● **TASK OBJECTIVE**
Present each line of the entries below that holds the word "color".

● **PROVIDED DATA**
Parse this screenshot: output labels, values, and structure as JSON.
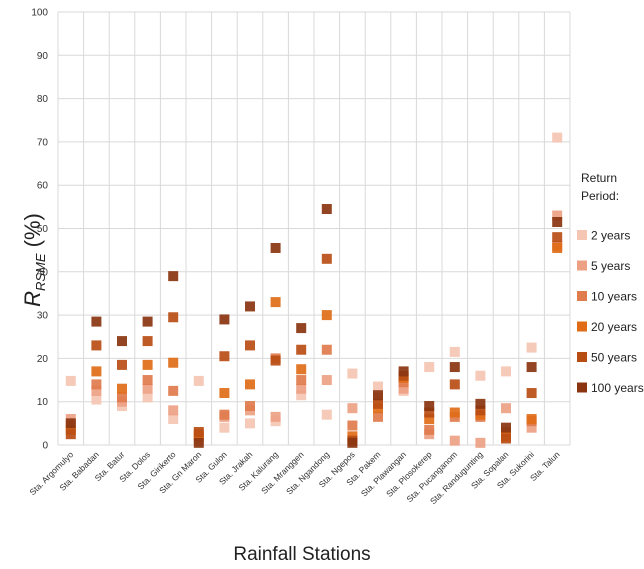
{
  "chart_data": {
    "type": "scatter",
    "ylabel": {
      "main": "R",
      "sub": "RSME",
      "unit": " (%)"
    },
    "xlabel": "Rainfall Stations",
    "ylim": [
      0,
      100
    ],
    "yticks": [
      0,
      10,
      20,
      30,
      40,
      50,
      60,
      70,
      80,
      90,
      100
    ],
    "grid": true,
    "legend_title": [
      "Return",
      "Period:"
    ],
    "legend_position": "right",
    "categories": [
      "Sta. Argomulyo",
      "Sta. Babadan",
      "Sta. Batur",
      "Sta. Dolos",
      "Sta. Girikerto",
      "Sta. Gn Maron",
      "Sta. Gulon",
      "Sta. Jrakah",
      "Sta. Kalurang",
      "Sta. Mranggen",
      "Sta. Ngandong",
      "Sta. Ngepos",
      "Sta. Pakem",
      "Sta. Plawangan",
      "Sta. Plosokerep",
      "Sta. Pucanganom",
      "Sta. Randugunting",
      "Sta. Sopalan",
      "Sta. Sukorini",
      "Sta. Talun"
    ],
    "series": [
      {
        "name": "2 years",
        "color": "#f5c6b3",
        "values": [
          14.8,
          10.5,
          9.0,
          11.0,
          6.0,
          14.8,
          4.0,
          5.0,
          5.5,
          11.5,
          7.0,
          16.5,
          13.5,
          12.5,
          18.0,
          21.5,
          16.0,
          17.0,
          22.5,
          71.0
        ]
      },
      {
        "name": "5 years",
        "color": "#eda184",
        "values": [
          6.0,
          12.5,
          10.0,
          13.0,
          8.0,
          1.0,
          6.5,
          8.0,
          6.5,
          13.0,
          15.0,
          8.5,
          11.0,
          13.0,
          2.5,
          1.0,
          0.5,
          8.5,
          4.0,
          53.0
        ]
      },
      {
        "name": "10 years",
        "color": "#e07b4d",
        "values": [
          4.5,
          14.0,
          11.0,
          15.0,
          12.5,
          2.0,
          7.0,
          9.0,
          20.0,
          15.0,
          22.0,
          4.5,
          6.5,
          14.5,
          3.5,
          6.5,
          6.5,
          3.0,
          5.5,
          46.0
        ]
      },
      {
        "name": "20 years",
        "color": "#e06c17",
        "values": [
          3.5,
          17.0,
          13.0,
          18.5,
          19.0,
          2.5,
          12.0,
          14.0,
          33.0,
          17.5,
          30.0,
          2.0,
          8.5,
          15.5,
          6.0,
          7.5,
          7.0,
          2.0,
          6.0,
          45.5
        ]
      },
      {
        "name": "50 years",
        "color": "#b84d14",
        "values": [
          2.5,
          23.0,
          18.5,
          24.0,
          29.5,
          3.0,
          20.5,
          23.0,
          19.5,
          22.0,
          43.0,
          1.0,
          9.5,
          16.0,
          7.5,
          14.0,
          8.0,
          1.5,
          12.0,
          48.0
        ]
      },
      {
        "name": "100 years",
        "color": "#8a3510",
        "values": [
          5.0,
          28.5,
          24.0,
          28.5,
          39.0,
          0.5,
          29.0,
          32.0,
          45.5,
          27.0,
          54.5,
          0.5,
          11.5,
          17.0,
          9.0,
          18.0,
          9.5,
          4.0,
          18.0,
          51.5
        ]
      }
    ]
  }
}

● **THE ANSWER**
        "color": "#f5c6b3",
        "color": "#eda184",
        "color": "#e07b4d",
        "color": "#e06c17",
        "color": "#b84d14",
        "color": "#8a3510",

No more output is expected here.